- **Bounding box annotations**
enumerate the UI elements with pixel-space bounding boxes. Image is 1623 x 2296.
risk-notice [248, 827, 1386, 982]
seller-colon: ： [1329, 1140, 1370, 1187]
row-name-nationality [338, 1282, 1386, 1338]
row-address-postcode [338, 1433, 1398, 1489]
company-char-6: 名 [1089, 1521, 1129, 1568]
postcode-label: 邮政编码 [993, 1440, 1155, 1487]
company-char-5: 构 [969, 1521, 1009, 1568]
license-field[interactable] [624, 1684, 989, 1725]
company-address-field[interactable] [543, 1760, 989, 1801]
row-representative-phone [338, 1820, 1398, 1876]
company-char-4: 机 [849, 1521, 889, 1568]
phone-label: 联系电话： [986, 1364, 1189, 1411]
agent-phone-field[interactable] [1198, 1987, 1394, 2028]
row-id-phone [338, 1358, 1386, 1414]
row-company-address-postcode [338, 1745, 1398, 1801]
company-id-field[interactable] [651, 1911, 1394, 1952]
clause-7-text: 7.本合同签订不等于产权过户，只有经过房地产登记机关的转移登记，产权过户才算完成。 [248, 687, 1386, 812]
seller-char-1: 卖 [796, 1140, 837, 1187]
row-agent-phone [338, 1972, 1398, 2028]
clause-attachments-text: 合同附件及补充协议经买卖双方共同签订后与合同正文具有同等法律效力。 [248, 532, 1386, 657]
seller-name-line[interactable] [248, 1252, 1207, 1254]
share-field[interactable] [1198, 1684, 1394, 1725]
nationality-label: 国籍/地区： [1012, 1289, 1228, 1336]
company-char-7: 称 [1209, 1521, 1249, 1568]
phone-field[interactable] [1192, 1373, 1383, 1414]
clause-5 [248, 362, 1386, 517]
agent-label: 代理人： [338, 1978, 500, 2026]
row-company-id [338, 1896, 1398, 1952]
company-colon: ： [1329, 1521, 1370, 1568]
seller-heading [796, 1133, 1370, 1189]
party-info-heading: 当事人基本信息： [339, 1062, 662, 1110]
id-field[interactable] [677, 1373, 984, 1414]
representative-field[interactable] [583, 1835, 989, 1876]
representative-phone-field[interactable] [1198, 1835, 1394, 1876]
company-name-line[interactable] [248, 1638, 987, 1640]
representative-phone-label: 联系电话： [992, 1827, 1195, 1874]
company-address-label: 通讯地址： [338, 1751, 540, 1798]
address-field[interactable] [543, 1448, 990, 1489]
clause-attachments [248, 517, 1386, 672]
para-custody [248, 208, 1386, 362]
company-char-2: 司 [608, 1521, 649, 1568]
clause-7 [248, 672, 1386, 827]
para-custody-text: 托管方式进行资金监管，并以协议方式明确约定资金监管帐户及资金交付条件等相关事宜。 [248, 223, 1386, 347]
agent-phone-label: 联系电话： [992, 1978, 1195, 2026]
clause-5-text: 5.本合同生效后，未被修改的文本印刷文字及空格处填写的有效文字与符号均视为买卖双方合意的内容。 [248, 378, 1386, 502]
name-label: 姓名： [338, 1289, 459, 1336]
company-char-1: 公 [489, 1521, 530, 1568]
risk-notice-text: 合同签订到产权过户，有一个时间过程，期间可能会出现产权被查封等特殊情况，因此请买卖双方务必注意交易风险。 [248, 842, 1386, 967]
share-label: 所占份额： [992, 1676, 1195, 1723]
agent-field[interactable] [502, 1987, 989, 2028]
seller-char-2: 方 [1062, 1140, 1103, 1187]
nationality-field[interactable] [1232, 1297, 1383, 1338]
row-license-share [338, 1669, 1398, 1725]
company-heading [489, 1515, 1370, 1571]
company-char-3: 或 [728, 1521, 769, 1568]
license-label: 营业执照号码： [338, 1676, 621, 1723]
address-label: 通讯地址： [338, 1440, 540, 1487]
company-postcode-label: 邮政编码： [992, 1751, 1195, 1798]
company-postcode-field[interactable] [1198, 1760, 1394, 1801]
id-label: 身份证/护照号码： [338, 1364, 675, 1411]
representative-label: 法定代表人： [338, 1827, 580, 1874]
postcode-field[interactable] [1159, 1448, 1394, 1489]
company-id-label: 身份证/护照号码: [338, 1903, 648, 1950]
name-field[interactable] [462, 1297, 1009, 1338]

- **Task to complete**
Show each line from the records above that contains the string "share", copying every such line in full.

- **Finished exercise**
share-field[interactable] [1198, 1684, 1394, 1725]
share-label: 所占份额： [992, 1676, 1195, 1723]
row-license-share [338, 1669, 1398, 1725]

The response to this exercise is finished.